The Corporation must meet the financial needs of the customers that it serves, while providing a satisfactory return on the shareholders’ investment.  In order to accomplish this, the Corporation must maintain sufficient liquidity in order to respond quickly to the changing level of funds required for both loan and deposit activity.  The goal of liquidity management is to meet the ongoing cash flow requirements of depositors who want to withdraw funds and of borrowers who request loan disbursements. The Bank regularly reviews it liquidity position by measuring its projected net cash flows (in and out) at a 30 and 90-day interval.  The Bank stresses the measurements by assuming a level of deposit out-flows that have not historically been realized. In addition to this forecast, other funding sources are reviewed as a method to provide emergency funding if necessary.  The objective of this measurement is to identify the amount of cash that could be raised quickly without the need to liquidate assets.  The Bank also stresses its liquidity position utilizing different longer-term scenarios.  The varying degrees of stress create pressure on deposit flows in its local market, reduce access to wholesale funding and limit access of funds available through brokered deposit channels. In addition to stressing cash flow, specific liquidity risk indicators are monitored to help identify risk areas.  This analysis helps identify and quantify the potential cash surplus/deficit over a variety of time horizons to ensure the Bank has adequate funding resources.  Assumptions used for liquidity stress testing are subjective.  Should an evolving liquidity situation or business cycle present new data, potential assumption changes will be considered.  The Bank believes it can meet all anticipated liquidity demands.

Historically, the Corporation has satisfied its liquidity needs from earnings, repayment of loans and amortizing investment securities, maturing investment securities, loan` sales, deposit growth and its ability to access existing lines of credit.  All investment securities are classified as available for sale; therefore, securities that are unencumbered (approximately $65.4 million fair value) as collateral for borrowings are an additional source of readily available liquidity, either by selling the security or, more preferably, to provide collateral for additional borrowing. The Bank also has access to other wholesale funding via the brokered CD market.

The FHLB system has always been a major funding source for community banks.  The Bank’s maximum borrowing capacity with the FHLB at March 31, 2019 was $367.8 million with $367.8 million available to borrow.  There are no indicators that lead the Bank to believe the FHLB would discontinue its lending function or restrict the Bank’s ability to borrow. If either of these events would occur, it would have a negative effect on the Bank and it is unlikely that the Bank could replace the level of FHLB funding in a short time.

39


The Bank has established credit at the Federal Reserve Discount Window and as of quarter-end had the ability to borrow approximately $17.5 million.



Off Balance Sheet Commitments

The Corporation’s financial statements do not reflect various commitments that are made in the normal course of business, which may involve some liquidity risk.  These commitments consist mainly of unfunded loans and letters of credit made under the same standards as on-balance sheet instruments.  Because these instruments have fixed maturity dates, and because many of them will expire without being drawn upon, they do not generally present any significant liquidity risk to the Corporation. Unused commitments and standby letters of credit totaled $ 288.0 million and $ 271 . 7 million, respectively, at March 31, 2019 and December 31, 2018 . As of June 30, 2018, the Bank established a $2.4 million allowance against letters of credit issued in connection with a commercial borrower that declared bankruptcy in the second quarter of 2018 which remains at March 31, 2019.

• SOURCE DATA:
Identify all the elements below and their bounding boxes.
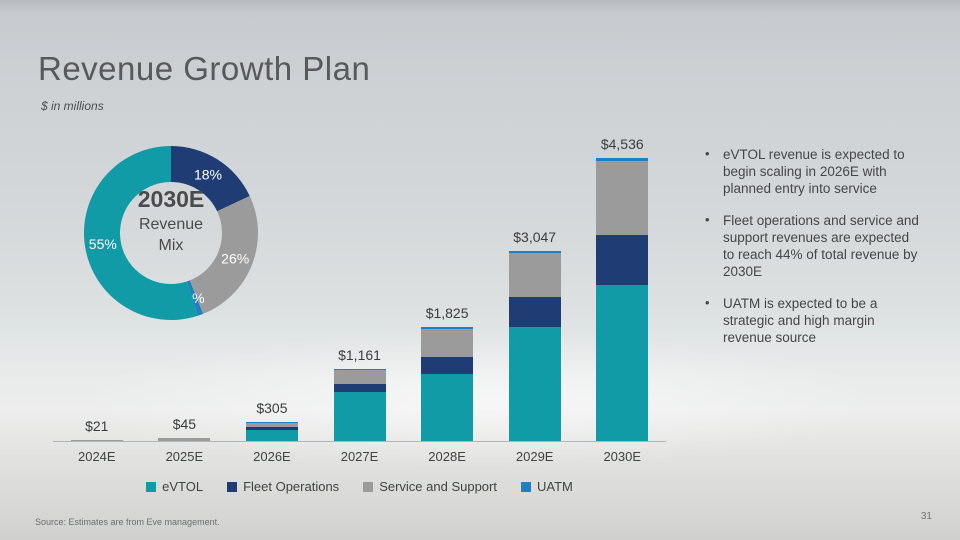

• EXERCISE DETAILS:
Extract the part of the bank liquidity text starting at "The Corporation’s financial" and ending at "March 31, 2019.". The data comes from a separate source.

• REPLY:
The Corporation’s financial statements do not reflect various commitments that are made in the normal course of business, which may involve some liquidity risk.  These commitments consist mainly of unfunded loans and letters of credit made under the same standards as on-balance sheet instruments.  Because these instruments have fixed maturity dates, and because many of them will expire without being drawn upon, they do not generally present any significant liquidity risk to the Corporation. Unused commitments and standby letters of credit totaled $ 288.0 million and $ 271 . 7 million, respectively, at March 31, 2019 and December 31, 2018 . As of June 30, 2018, the Bank established a $2.4 million allowance against letters of credit issued in connection with a commercial borrower that declared bankruptcy in the second quarter of 2018 which remains at March 31, 2019.